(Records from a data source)
** Start **

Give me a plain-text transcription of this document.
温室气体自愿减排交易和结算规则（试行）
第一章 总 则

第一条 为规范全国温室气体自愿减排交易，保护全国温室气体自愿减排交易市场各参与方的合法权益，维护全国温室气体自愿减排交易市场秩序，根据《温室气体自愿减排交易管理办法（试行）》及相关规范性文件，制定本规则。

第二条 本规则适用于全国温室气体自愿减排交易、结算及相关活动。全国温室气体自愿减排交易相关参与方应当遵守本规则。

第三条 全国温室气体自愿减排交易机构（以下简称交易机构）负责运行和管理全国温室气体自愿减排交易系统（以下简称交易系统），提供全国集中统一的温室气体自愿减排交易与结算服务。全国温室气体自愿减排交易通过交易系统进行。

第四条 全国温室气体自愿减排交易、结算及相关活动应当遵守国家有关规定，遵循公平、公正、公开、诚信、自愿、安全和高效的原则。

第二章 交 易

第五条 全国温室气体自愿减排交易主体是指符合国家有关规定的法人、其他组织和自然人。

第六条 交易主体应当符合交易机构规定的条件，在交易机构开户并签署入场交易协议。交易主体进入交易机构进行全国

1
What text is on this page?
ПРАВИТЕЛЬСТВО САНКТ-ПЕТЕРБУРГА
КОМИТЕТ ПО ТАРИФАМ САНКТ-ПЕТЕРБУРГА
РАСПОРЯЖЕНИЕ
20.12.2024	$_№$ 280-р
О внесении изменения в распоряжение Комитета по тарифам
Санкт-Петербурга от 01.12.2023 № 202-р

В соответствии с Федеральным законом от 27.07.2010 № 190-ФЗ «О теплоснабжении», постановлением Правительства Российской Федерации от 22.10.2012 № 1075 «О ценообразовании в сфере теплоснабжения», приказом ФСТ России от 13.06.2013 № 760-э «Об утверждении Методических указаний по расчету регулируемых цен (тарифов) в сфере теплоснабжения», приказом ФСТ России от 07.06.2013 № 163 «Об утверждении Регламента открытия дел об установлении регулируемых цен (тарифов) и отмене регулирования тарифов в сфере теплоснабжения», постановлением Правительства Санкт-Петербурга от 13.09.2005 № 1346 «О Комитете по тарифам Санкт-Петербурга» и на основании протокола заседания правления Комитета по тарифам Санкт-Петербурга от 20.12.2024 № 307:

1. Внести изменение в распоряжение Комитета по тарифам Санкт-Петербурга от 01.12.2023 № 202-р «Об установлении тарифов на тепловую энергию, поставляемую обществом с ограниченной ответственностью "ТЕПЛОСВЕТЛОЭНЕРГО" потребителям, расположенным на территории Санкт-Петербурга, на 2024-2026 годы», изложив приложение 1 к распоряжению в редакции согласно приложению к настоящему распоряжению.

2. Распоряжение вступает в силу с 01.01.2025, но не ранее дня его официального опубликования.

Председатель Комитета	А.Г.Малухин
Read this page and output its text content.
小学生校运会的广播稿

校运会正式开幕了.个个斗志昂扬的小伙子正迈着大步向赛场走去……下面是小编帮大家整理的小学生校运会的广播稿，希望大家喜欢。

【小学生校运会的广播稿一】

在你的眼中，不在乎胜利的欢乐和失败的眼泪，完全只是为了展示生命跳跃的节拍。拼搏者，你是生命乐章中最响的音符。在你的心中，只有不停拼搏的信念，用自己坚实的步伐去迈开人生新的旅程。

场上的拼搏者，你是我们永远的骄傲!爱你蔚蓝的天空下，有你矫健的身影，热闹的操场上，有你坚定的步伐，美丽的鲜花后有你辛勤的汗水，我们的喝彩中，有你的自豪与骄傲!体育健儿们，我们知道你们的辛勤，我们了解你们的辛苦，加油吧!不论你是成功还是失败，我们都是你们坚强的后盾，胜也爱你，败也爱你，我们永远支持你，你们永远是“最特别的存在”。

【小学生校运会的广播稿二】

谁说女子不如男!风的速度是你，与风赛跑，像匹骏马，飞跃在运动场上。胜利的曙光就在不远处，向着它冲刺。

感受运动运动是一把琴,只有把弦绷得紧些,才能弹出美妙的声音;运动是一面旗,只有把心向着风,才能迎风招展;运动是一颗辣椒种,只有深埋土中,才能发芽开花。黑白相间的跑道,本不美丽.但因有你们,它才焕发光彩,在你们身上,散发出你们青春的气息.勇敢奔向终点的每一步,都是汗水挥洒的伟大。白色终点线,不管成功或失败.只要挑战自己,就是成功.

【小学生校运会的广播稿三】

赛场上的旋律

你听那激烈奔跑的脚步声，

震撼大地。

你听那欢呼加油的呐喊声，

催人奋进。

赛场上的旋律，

** End **

**Direction**. From the entries above, list each line with "text" in it.

**Answer in full**.
Give me a plain-text transcription of this document.
What text is on this page?
Read this page and output its text content.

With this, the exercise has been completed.